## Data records
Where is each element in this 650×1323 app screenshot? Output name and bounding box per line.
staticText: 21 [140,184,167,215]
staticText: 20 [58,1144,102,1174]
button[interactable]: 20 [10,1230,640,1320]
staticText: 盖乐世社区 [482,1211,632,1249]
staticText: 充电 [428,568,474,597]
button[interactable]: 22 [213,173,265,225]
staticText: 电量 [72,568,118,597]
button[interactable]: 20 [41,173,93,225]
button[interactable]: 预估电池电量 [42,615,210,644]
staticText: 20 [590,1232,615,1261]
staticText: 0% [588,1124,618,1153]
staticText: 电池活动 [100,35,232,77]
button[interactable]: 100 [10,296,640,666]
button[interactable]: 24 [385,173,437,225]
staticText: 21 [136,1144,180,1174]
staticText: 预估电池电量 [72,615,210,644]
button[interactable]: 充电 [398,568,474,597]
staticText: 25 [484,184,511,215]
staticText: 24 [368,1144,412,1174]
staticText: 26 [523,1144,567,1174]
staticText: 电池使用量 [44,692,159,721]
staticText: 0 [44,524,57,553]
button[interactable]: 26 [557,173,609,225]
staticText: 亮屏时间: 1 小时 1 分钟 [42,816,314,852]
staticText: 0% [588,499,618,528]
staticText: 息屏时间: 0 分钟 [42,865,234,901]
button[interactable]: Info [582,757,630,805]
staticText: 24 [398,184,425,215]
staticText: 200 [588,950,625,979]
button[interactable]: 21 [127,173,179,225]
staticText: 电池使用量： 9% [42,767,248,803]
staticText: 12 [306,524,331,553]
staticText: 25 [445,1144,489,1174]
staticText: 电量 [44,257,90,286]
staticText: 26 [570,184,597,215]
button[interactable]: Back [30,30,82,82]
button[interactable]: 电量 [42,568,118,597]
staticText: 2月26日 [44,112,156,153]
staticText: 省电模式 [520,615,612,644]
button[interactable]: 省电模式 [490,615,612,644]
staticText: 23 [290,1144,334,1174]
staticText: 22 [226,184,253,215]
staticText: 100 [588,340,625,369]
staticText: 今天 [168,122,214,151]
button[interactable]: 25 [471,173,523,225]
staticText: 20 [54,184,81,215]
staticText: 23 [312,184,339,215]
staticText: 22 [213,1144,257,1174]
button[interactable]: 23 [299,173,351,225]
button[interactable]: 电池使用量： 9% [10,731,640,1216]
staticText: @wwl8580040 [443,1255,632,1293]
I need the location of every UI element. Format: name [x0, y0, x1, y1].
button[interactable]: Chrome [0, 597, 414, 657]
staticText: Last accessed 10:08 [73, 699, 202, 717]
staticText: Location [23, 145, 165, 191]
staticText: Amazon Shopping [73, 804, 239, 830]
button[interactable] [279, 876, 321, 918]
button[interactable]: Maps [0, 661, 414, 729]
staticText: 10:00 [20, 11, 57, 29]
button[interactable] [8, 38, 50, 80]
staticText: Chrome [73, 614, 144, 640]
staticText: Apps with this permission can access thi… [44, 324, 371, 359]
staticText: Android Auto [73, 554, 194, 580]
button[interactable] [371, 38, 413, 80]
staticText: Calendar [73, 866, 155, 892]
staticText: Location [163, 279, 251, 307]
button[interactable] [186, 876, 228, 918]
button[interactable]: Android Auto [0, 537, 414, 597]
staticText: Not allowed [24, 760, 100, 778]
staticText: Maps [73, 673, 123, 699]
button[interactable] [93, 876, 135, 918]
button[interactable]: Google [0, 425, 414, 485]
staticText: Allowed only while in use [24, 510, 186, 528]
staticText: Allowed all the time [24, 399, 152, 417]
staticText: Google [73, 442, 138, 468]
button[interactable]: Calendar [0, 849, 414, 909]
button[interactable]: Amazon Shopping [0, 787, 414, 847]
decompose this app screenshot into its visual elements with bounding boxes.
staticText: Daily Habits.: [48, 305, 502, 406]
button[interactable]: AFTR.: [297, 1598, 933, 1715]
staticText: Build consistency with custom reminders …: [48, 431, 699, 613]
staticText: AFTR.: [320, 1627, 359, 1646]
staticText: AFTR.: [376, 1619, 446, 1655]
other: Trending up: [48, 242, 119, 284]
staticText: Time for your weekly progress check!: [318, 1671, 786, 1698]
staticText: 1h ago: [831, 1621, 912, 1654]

## YOUR INSTRUCTIONS
Reproduce every row above word for word, changing nothing.

## EXERCISE ANSWER
Where is each element in this 650×1323 app screenshot? Output name and bounding box per line.
staticText: 21 [140,184,167,215]
staticText: 20 [58,1144,102,1174]
button[interactable]: 20 [10,1230,640,1320]
staticText: 盖乐世社区 [482,1211,632,1249]
staticText: 充电 [428,568,474,597]
button[interactable]: 22 [213,173,265,225]
staticText: 电量 [72,568,118,597]
button[interactable]: 20 [41,173,93,225]
button[interactable]: 预估电池电量 [42,615,210,644]
staticText: 20 [590,1232,615,1261]
staticText: 0% [588,1124,618,1153]
staticText: 电池活动 [100,35,232,77]
button[interactable]: 100 [10,296,640,666]
button[interactable]: 24 [385,173,437,225]
staticText: 21 [136,1144,180,1174]
staticText: 预估电池电量 [72,615,210,644]
button[interactable]: 充电 [398,568,474,597]
staticText: 25 [484,184,511,215]
staticText: 24 [368,1144,412,1174]
staticText: 26 [523,1144,567,1174]
staticText: 电池使用量 [44,692,159,721]
staticText: 0 [44,524,57,553]
button[interactable]: 26 [557,173,609,225]
staticText: 亮屏时间: 1 小时 1 分钟 [42,816,314,852]
staticText: 0% [588,499,618,528]
staticText: 息屏时间: 0 分钟 [42,865,234,901]
button[interactable]: Info [582,757,630,805]
staticText: 24 [398,184,425,215]
staticText: 200 [588,950,625,979]
button[interactable]: 21 [127,173,179,225]
staticText: 电池使用量： 9% [42,767,248,803]
staticText: 12 [306,524,331,553]
staticText: 25 [445,1144,489,1174]
staticText: 电量 [44,257,90,286]
staticText: 26 [570,184,597,215]
button[interactable]: Back [30,30,82,82]
button[interactable]: 电量 [42,568,118,597]
staticText: 2月26日 [44,112,156,153]
staticText: 省电模式 [520,615,612,644]
button[interactable]: 省电模式 [490,615,612,644]
staticText: 23 [290,1144,334,1174]
staticText: 22 [226,184,253,215]
staticText: 100 [588,340,625,369]
staticText: 今天 [168,122,214,151]
button[interactable]: 25 [471,173,523,225]
staticText: 20 [54,184,81,215]
staticText: 23 [312,184,339,215]
staticText: 22 [213,1144,257,1174]
button[interactable]: 23 [299,173,351,225]
button[interactable]: 电池使用量： 9% [10,731,640,1216]
staticText: @wwl8580040 [443,1255,632,1293]
I need the location of every UI element. Format: name [x0, y0, x1, y1].
button[interactable]: Chrome [0, 597, 414, 657]
staticText: Last accessed 10:08 [73, 699, 202, 717]
staticText: Location [23, 145, 165, 191]
staticText: Amazon Shopping [73, 804, 239, 830]
button[interactable] [279, 876, 321, 918]
button[interactable]: Maps [0, 661, 414, 729]
staticText: 10:00 [20, 11, 57, 29]
button[interactable] [8, 38, 50, 80]
staticText: Chrome [73, 614, 144, 640]
staticText: Apps with this permission can access thi… [44, 324, 371, 359]
staticText: Android Auto [73, 554, 194, 580]
button[interactable] [371, 38, 413, 80]
staticText: Calendar [73, 866, 155, 892]
staticText: Location [163, 279, 251, 307]
button[interactable] [186, 876, 228, 918]
button[interactable]: Android Auto [0, 537, 414, 597]
staticText: Not allowed [24, 760, 100, 778]
staticText: Maps [73, 673, 123, 699]
button[interactable] [93, 876, 135, 918]
button[interactable]: Google [0, 425, 414, 485]
staticText: Allowed only while in use [24, 510, 186, 528]
staticText: Allowed all the time [24, 399, 152, 417]
staticText: Google [73, 442, 138, 468]
button[interactable]: Calendar [0, 849, 414, 909]
button[interactable]: Amazon Shopping [0, 787, 414, 847]
decompose this app screenshot into its visual elements with bounding boxes.
staticText: Daily Habits.: [48, 305, 502, 406]
button[interactable]: AFTR.: [297, 1598, 933, 1715]
staticText: Build consistency with custom reminders …: [48, 431, 699, 613]
staticText: AFTR.: [320, 1627, 359, 1646]
staticText: AFTR.: [376, 1619, 446, 1655]
other: Trending up: [48, 242, 119, 284]
staticText: Time for your weekly progress check!: [318, 1671, 786, 1698]
staticText: 1h ago: [831, 1621, 912, 1654]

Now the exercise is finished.